Stuck on the Runway: The Damage to Core U.S. Strategic Interests from an Unwarranted Delay to 5G

In November 2021—just a month before AT&T and Verizon’s planned December 5 launch of 5G networks in major markets in the United States—the Federal Aviation Administration (FAA) issued a Special Airworthiness Information Bulletin seeking input on the supposed effects of 5G deployments in C-band radio frequency spectrum on aircraft altimeters operating on frequencies separated by at least 220 megahertz (and by 400 megahertz or more from the first tranche of C-band spectrum coming online).

This comes after last year’s record-breaking Federal Communications Commission (FCC) auction, where AT&T, Verizon, and other wireless carriers paid over $80 billion for licensed use of the C-band spectrum. Under law, they now have the right to use this spectrum for 5G, but the FAA is trying to stop this move to 5G.

The FCC adopted its 5G C-band rules in February 2020, after examining the aviation industry’s altimeter claims and after interagency consultation with the National Telecommunications and Information Administration (NTIA), which manages federal use of spectrum, as well as with federal spectrum users including the FAA. Now, a year and a half later, on the cusp of 5G deployment in the United States, the FAA has issued a public bulletin calling for data to assess anew any possibility of risk—despite a clean engineering bill of health from the FCC and the fact that in dozens of countries across the globe, 5G operators have deployed networks in C-band frequencies without any reports of interference.

AT&T and Verizon announced a voluntary 30-day delay in the commercial launch in the spectrum in light of the FAA bulletin. Following intense engagement with the FAA and FCC, they also announced a voluntary set of mitigation measures near airports and heliports for six months to prove, again, that there are in fact no indications of any aviation safety risks from use of C-band for 5G. 

On New Year’s Eve, just days before AT&T and Verizon’s 5G deployments were to begin, Secretary of Transportation Pete Buttigieg and FAA administrator Stephen Dickson requested that they again delay their C-band deployment. The companies agreed to a further two-week delay and “in the spirit of cooperation and good faith” volunteered to adopt additional risk mitigation measures similar to those used in France. The companies noted that there is full FAA approval for U.S. flights into and out of France’s airports and that the “laws of physics are the same in the United States and France.”

This episode has deep roots. In the early 1900s, spectrum was the free range of the sky, and Congress created the FCC in 1934 to bring order to the airwaves with spectrum licensing and interference protection that provided certainty for investments in wireless technologies. For decades after, the primary users were the government and military, broadcasters, aviation, and cab dispatch radios. With the primitive technology of that time, there was little focus on efficient use of spectrum, and large "guard bands"—empty, unused spectrum between bands in use—were an inefficient tool to help avoid interference. Since there was usually limited competing use in many spectrum bands, the opportunity cost of guard bands was low. But the invention of the mobile phone changed this dramatically.
━━━━━━━━
→ **Work to complete**:
1. From the passage on the 5G delay, reproduce word for word the stretch that begins with the words "In November 2021—just" and ends after the words "move to 5G.".
2. Using the passage on the 5G delay, decide whether each statement agrees with it. Answer yes or no for each, and quote the words that decide it. (a) The FCC adopted its 5G C-band rules in February 2020. (b) Congress created the FCC in 1924. (c) After the New Year's Eve request, AT&T and Verizon agreed to a further one-month delay.

→ **Given data**:
━━━━━━━━
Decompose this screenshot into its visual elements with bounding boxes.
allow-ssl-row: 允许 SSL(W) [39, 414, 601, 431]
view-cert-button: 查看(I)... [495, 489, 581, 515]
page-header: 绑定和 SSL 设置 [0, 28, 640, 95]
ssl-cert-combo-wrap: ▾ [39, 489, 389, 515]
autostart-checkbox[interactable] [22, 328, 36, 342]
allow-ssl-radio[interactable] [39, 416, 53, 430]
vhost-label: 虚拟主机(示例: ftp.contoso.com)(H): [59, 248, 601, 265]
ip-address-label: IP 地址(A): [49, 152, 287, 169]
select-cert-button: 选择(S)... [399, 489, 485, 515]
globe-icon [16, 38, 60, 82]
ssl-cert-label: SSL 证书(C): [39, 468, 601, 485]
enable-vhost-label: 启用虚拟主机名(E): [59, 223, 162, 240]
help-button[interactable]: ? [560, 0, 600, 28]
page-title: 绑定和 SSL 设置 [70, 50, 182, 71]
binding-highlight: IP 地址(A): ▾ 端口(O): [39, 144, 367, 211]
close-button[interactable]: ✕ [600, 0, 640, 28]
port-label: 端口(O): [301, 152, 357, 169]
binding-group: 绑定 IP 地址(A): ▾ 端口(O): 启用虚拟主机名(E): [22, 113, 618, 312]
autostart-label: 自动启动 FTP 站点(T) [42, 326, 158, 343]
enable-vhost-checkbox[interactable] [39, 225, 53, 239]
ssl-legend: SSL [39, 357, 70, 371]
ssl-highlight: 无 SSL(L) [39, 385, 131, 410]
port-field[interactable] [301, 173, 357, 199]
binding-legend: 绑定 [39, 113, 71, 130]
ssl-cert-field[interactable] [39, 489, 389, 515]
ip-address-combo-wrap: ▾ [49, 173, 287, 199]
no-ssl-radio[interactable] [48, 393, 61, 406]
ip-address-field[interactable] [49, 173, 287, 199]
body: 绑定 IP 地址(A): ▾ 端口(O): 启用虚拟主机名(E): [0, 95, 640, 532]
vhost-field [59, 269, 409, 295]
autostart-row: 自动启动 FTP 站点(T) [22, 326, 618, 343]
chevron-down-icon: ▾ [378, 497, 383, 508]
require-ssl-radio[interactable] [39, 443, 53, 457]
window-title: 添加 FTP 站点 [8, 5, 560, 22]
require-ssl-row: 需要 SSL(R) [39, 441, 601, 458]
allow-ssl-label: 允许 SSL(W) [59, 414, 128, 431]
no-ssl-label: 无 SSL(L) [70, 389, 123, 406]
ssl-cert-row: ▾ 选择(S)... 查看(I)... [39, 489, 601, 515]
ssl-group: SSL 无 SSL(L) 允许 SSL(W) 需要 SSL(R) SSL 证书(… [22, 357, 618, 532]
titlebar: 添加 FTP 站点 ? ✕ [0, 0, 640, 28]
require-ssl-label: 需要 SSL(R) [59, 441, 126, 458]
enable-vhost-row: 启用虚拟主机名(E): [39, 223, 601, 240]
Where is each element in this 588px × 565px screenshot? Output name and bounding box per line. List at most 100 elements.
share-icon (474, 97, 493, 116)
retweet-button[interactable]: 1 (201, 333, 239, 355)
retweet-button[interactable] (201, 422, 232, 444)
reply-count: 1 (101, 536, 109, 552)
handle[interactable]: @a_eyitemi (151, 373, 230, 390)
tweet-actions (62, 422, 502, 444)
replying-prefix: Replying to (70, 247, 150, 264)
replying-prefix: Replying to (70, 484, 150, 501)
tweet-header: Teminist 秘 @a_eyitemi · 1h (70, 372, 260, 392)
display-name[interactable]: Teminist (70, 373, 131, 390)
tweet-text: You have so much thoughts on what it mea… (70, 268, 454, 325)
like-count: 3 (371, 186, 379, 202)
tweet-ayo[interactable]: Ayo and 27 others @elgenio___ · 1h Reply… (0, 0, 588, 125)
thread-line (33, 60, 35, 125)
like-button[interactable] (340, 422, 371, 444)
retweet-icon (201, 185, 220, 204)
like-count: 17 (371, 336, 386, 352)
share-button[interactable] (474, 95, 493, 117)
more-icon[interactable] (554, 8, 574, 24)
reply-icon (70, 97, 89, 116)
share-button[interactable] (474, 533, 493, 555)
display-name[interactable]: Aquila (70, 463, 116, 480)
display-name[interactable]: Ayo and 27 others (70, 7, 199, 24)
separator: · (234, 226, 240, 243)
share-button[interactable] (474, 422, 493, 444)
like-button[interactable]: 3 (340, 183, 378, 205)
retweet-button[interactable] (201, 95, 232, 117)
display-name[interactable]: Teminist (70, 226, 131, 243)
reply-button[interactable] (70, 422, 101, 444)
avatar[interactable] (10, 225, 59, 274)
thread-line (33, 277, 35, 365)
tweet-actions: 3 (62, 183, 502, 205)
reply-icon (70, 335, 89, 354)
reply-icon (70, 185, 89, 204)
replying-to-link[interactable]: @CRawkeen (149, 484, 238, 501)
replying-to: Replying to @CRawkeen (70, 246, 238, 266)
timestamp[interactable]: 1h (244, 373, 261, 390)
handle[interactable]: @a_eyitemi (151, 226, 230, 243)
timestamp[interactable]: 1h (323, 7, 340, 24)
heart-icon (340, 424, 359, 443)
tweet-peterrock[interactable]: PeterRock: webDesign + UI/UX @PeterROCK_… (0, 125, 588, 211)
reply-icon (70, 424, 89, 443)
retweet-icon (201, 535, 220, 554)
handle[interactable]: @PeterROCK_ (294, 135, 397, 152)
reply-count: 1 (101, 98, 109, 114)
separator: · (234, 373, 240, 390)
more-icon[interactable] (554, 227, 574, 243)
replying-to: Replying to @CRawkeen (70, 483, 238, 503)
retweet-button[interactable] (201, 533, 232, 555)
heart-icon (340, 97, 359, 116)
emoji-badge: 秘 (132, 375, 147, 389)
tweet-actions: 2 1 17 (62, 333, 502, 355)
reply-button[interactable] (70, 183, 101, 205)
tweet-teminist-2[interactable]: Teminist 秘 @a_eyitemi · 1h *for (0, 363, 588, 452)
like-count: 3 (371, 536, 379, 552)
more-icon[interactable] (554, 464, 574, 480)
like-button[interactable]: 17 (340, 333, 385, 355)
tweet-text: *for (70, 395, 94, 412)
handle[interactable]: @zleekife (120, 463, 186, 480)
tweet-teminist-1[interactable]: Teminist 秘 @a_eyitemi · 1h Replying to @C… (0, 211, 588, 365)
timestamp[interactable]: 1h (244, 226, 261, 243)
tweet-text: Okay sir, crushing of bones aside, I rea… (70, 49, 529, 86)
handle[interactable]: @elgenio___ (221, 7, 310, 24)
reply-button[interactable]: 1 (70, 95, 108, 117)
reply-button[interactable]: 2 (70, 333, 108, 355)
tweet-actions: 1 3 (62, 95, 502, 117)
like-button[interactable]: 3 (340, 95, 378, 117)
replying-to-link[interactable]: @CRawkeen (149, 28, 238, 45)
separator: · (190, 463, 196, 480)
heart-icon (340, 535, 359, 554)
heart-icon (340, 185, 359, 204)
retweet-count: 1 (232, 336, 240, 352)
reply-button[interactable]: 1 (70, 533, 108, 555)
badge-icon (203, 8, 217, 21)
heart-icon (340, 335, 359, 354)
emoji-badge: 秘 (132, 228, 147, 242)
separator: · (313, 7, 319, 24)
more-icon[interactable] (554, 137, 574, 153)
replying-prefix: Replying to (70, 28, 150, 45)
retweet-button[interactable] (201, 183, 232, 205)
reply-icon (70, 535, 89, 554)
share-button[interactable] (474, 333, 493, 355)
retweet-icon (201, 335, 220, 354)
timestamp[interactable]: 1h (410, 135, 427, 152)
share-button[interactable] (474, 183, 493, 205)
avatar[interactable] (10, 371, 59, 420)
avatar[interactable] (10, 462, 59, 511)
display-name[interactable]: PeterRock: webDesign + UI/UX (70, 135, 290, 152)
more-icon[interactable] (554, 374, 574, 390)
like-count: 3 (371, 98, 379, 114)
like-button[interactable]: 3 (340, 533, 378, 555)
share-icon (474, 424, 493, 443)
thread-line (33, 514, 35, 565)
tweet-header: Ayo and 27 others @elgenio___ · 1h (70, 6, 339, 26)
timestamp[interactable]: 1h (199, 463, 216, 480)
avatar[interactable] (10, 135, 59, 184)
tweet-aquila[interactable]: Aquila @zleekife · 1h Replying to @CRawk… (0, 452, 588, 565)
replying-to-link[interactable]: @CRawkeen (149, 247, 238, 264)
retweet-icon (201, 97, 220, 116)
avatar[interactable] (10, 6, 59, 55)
━━━━━━━━
→ **Outputs by task**:
1.
In November 2021—just a month before AT&T and Verizon’s planned December 5 launch of 5G networks in major markets in the United States—the Federal Aviation Administration (FAA) issued a Special Airworthiness Information Bulletin seeking input on the supposed effects of 5G deployments in C-band radio frequency spectrum on aircraft altimeters operating on frequencies separated by at least 220 megahertz (and by 400 megahertz or more from the first tranche of C-band spectrum coming online).

This comes after last year’s record-breaking Federal Communications Commission (FCC) auction, where AT&T, Verizon, and other wireless carriers paid over $80 billion for licensed use of the C-band spectrum. Under law, they now have the right to use this spectrum for 5G, but the FAA is trying to stop this move to 5G.

2.
(a) Yes: "The FCC adopted its 5G C-band rules in February 2020"
(b) No: "Congress created the FCC in 1934"
(c) No: "The companies agreed to a further two-week delay"